++++ Provided records ++++

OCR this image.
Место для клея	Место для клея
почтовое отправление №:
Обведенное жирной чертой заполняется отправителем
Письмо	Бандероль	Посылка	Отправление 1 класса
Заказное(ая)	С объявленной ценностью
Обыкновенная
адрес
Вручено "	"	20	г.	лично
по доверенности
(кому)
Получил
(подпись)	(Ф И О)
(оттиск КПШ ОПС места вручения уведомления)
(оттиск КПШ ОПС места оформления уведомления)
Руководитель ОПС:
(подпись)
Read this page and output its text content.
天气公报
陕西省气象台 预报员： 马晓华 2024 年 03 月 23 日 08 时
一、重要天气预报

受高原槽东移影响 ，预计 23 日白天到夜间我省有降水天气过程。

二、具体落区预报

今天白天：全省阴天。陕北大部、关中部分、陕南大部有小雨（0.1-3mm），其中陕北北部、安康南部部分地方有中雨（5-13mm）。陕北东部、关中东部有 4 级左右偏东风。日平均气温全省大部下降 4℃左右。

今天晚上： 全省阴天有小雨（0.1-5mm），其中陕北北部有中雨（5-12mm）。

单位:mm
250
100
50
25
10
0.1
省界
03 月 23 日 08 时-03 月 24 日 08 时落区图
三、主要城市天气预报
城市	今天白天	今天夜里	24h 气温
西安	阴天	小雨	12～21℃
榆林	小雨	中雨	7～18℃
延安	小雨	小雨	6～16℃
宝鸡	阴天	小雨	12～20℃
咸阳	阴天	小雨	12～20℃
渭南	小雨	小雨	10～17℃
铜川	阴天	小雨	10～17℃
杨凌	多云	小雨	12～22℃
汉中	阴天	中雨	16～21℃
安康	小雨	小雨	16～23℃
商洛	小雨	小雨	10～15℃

++++

### What the exercise asks
Please quote the data above in full, with no line missing.

### In response
OCR this image.
Место для клея	Место для клея
почтовое отправление №:
Обведенное жирной чертой заполняется отправителем
Письмо	Бандероль	Посылка	Отправление 1 класса
Заказное(ая)	С объявленной ценностью
Обыкновенная
адрес
Вручено "	"	20	г.	лично
по доверенности
(кому)
Получил
(подпись)	(Ф И О)
(оттиск КПШ ОПС места вручения уведомления)
(оттиск КПШ ОПС места оформления уведомления)
Руководитель ОПС:
(подпись)
Read this page and output its text content.
天气公报
陕西省气象台 预报员： 马晓华 2024 年 03 月 23 日 08 时
一、重要天气预报

受高原槽东移影响 ，预计 23 日白天到夜间我省有降水天气过程。

二、具体落区预报

今天白天：全省阴天。陕北大部、关中部分、陕南大部有小雨（0.1-3mm），其中陕北北部、安康南部部分地方有中雨（5-13mm）。陕北东部、关中东部有 4 级左右偏东风。日平均气温全省大部下降 4℃左右。

今天晚上： 全省阴天有小雨（0.1-5mm），其中陕北北部有中雨（5-12mm）。

单位:mm
250
100
50
25
10
0.1
省界
03 月 23 日 08 时-03 月 24 日 08 时落区图
三、主要城市天气预报
城市	今天白天	今天夜里	24h 气温
西安	阴天	小雨	12～21℃
榆林	小雨	中雨	7～18℃
延安	小雨	小雨	6～16℃
宝鸡	阴天	小雨	12～20℃
咸阳	阴天	小雨	12～20℃
渭南	小雨	小雨	10～17℃
铜川	阴天	小雨	10～17℃
杨凌	多云	小雨	12～22℃
汉中	阴天	中雨	16～21℃
安康	小雨	小雨	16～23℃
商洛	小雨	小雨	10～15℃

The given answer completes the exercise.